Extract the text of each entry below exactly, leaving every image behind.

========

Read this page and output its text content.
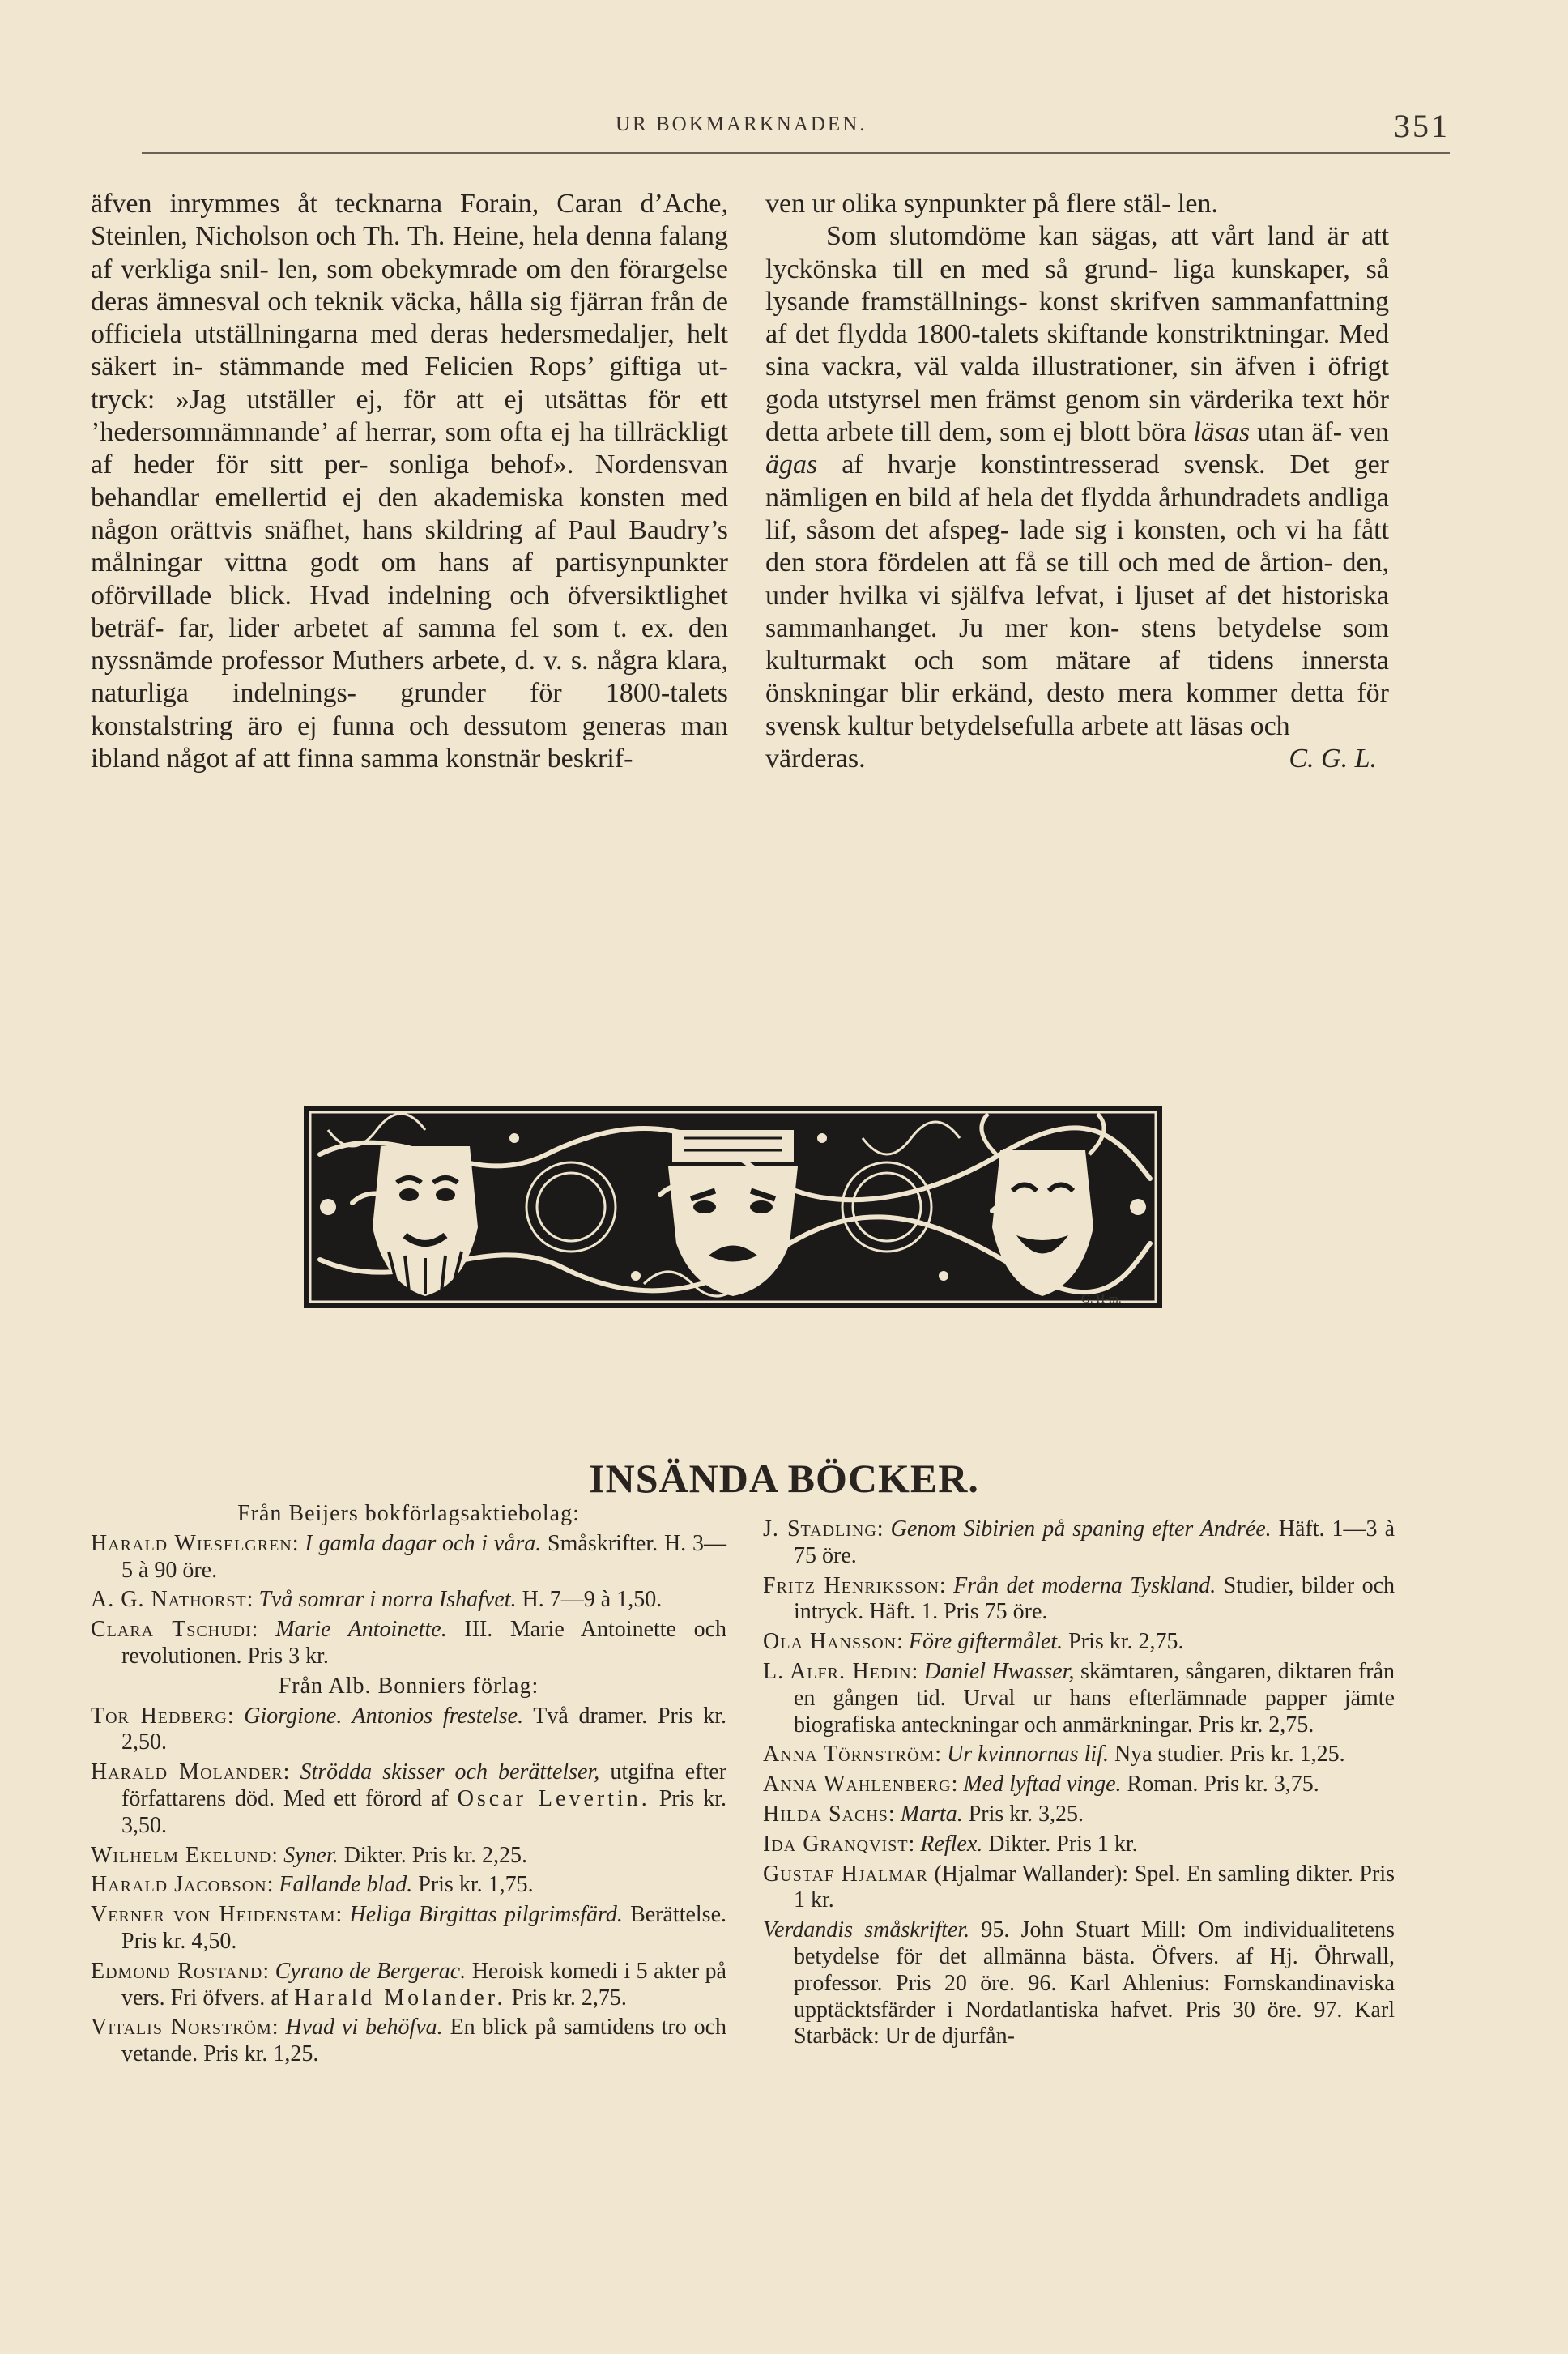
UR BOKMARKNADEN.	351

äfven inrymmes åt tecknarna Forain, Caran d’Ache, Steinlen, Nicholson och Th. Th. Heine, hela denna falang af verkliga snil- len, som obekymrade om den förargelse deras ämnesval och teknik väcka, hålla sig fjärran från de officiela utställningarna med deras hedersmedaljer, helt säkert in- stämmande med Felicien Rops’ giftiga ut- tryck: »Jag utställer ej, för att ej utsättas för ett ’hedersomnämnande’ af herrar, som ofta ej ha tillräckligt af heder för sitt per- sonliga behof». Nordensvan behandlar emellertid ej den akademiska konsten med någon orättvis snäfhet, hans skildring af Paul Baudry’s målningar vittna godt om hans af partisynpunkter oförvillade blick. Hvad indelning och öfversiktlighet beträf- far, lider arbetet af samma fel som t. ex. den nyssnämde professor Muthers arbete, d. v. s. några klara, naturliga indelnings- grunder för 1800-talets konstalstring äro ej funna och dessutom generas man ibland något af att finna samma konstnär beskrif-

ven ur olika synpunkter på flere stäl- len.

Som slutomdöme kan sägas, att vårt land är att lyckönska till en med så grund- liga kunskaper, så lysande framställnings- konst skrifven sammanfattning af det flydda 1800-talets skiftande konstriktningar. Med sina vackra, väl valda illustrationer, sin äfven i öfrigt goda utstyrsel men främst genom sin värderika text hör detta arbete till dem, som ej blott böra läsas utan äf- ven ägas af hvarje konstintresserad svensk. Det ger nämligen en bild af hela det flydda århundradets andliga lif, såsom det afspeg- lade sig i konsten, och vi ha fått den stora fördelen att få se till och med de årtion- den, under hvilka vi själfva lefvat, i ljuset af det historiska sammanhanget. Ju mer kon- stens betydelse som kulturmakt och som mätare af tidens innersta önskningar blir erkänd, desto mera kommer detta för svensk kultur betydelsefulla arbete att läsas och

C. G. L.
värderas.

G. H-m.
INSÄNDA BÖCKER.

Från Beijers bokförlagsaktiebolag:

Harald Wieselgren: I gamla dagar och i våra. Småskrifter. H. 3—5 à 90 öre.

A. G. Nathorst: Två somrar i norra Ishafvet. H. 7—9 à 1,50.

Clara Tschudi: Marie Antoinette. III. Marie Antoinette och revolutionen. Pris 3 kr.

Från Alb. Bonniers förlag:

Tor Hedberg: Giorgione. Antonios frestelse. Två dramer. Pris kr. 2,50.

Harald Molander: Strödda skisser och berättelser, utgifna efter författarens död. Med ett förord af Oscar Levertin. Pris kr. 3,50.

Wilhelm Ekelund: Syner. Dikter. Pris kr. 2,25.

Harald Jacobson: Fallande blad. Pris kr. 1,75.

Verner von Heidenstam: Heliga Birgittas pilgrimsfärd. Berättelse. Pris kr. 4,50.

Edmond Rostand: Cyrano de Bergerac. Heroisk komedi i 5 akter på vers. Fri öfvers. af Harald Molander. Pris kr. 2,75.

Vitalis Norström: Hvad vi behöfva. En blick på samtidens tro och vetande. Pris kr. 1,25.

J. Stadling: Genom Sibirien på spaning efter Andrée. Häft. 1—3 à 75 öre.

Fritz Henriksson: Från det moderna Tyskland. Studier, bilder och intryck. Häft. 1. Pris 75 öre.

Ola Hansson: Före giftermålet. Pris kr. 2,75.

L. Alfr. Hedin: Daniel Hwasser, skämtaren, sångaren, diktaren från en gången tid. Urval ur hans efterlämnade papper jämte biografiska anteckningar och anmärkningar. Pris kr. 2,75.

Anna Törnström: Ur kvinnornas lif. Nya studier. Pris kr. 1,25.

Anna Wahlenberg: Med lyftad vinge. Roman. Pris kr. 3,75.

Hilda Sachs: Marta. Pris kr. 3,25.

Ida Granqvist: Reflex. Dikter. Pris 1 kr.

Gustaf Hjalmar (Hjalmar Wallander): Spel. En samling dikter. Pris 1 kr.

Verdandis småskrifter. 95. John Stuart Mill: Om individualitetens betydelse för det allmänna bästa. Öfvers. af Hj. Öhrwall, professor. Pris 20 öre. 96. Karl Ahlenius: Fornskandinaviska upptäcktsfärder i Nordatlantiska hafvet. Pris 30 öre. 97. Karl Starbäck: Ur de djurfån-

========

--- ANSWER TO THIS EXERCISE ---
Read this page and output its text content.
UR BOKMARKNADEN.	351

äfven inrymmes åt tecknarna Forain, Caran d’Ache, Steinlen, Nicholson och Th. Th. Heine, hela denna falang af verkliga snil- len, som obekymrade om den förargelse deras ämnesval och teknik väcka, hålla sig fjärran från de officiela utställningarna med deras hedersmedaljer, helt säkert in- stämmande med Felicien Rops’ giftiga ut- tryck: »Jag utställer ej, för att ej utsättas för ett ’hedersomnämnande’ af herrar, som ofta ej ha tillräckligt af heder för sitt per- sonliga behof». Nordensvan behandlar emellertid ej den akademiska konsten med någon orättvis snäfhet, hans skildring af Paul Baudry’s målningar vittna godt om hans af partisynpunkter oförvillade blick. Hvad indelning och öfversiktlighet beträf- far, lider arbetet af samma fel som t. ex. den nyssnämde professor Muthers arbete, d. v. s. några klara, naturliga indelnings- grunder för 1800-talets konstalstring äro ej funna och dessutom generas man ibland något af att finna samma konstnär beskrif-

ven ur olika synpunkter på flere stäl- len.

Som slutomdöme kan sägas, att vårt land är att lyckönska till en med så grund- liga kunskaper, så lysande framställnings- konst skrifven sammanfattning af det flydda 1800-talets skiftande konstriktningar. Med sina vackra, väl valda illustrationer, sin äfven i öfrigt goda utstyrsel men främst genom sin värderika text hör detta arbete till dem, som ej blott böra läsas utan äf- ven ägas af hvarje konstintresserad svensk. Det ger nämligen en bild af hela det flydda århundradets andliga lif, såsom det afspeg- lade sig i konsten, och vi ha fått den stora fördelen att få se till och med de årtion- den, under hvilka vi själfva lefvat, i ljuset af det historiska sammanhanget. Ju mer kon- stens betydelse som kulturmakt och som mätare af tidens innersta önskningar blir erkänd, desto mera kommer detta för svensk kultur betydelsefulla arbete att läsas och

C. G. L.
värderas.

G. H-m.
INSÄNDA BÖCKER.

Från Beijers bokförlagsaktiebolag:

Harald Wieselgren: I gamla dagar och i våra. Småskrifter. H. 3—5 à 90 öre.

A. G. Nathorst: Två somrar i norra Ishafvet. H. 7—9 à 1,50.

Clara Tschudi: Marie Antoinette. III. Marie Antoinette och revolutionen. Pris 3 kr.

Från Alb. Bonniers förlag:

Tor Hedberg: Giorgione. Antonios frestelse. Två dramer. Pris kr. 2,50.

Harald Molander: Strödda skisser och berättelser, utgifna efter författarens död. Med ett förord af Oscar Levertin. Pris kr. 3,50.

Wilhelm Ekelund: Syner. Dikter. Pris kr. 2,25.

Harald Jacobson: Fallande blad. Pris kr. 1,75.

Verner von Heidenstam: Heliga Birgittas pilgrimsfärd. Berättelse. Pris kr. 4,50.

Edmond Rostand: Cyrano de Bergerac. Heroisk komedi i 5 akter på vers. Fri öfvers. af Harald Molander. Pris kr. 2,75.

Vitalis Norström: Hvad vi behöfva. En blick på samtidens tro och vetande. Pris kr. 1,25.

J. Stadling: Genom Sibirien på spaning efter Andrée. Häft. 1—3 à 75 öre.

Fritz Henriksson: Från det moderna Tyskland. Studier, bilder och intryck. Häft. 1. Pris 75 öre.

Ola Hansson: Före giftermålet. Pris kr. 2,75.

L. Alfr. Hedin: Daniel Hwasser, skämtaren, sångaren, diktaren från en gången tid. Urval ur hans efterlämnade papper jämte biografiska anteckningar och anmärkningar. Pris kr. 2,75.

Anna Törnström: Ur kvinnornas lif. Nya studier. Pris kr. 1,25.

Anna Wahlenberg: Med lyftad vinge. Roman. Pris kr. 3,75.

Hilda Sachs: Marta. Pris kr. 3,25.

Ida Granqvist: Reflex. Dikter. Pris 1 kr.

Gustaf Hjalmar (Hjalmar Wallander): Spel. En samling dikter. Pris 1 kr.

Verdandis småskrifter. 95. John Stuart Mill: Om individualitetens betydelse för det allmänna bästa. Öfvers. af Hj. Öhrwall, professor. Pris 20 öre. 96. Karl Ahlenius: Fornskandinaviska upptäcktsfärder i Nordatlantiska hafvet. Pris 30 öre. 97. Karl Starbäck: Ur de djurfån-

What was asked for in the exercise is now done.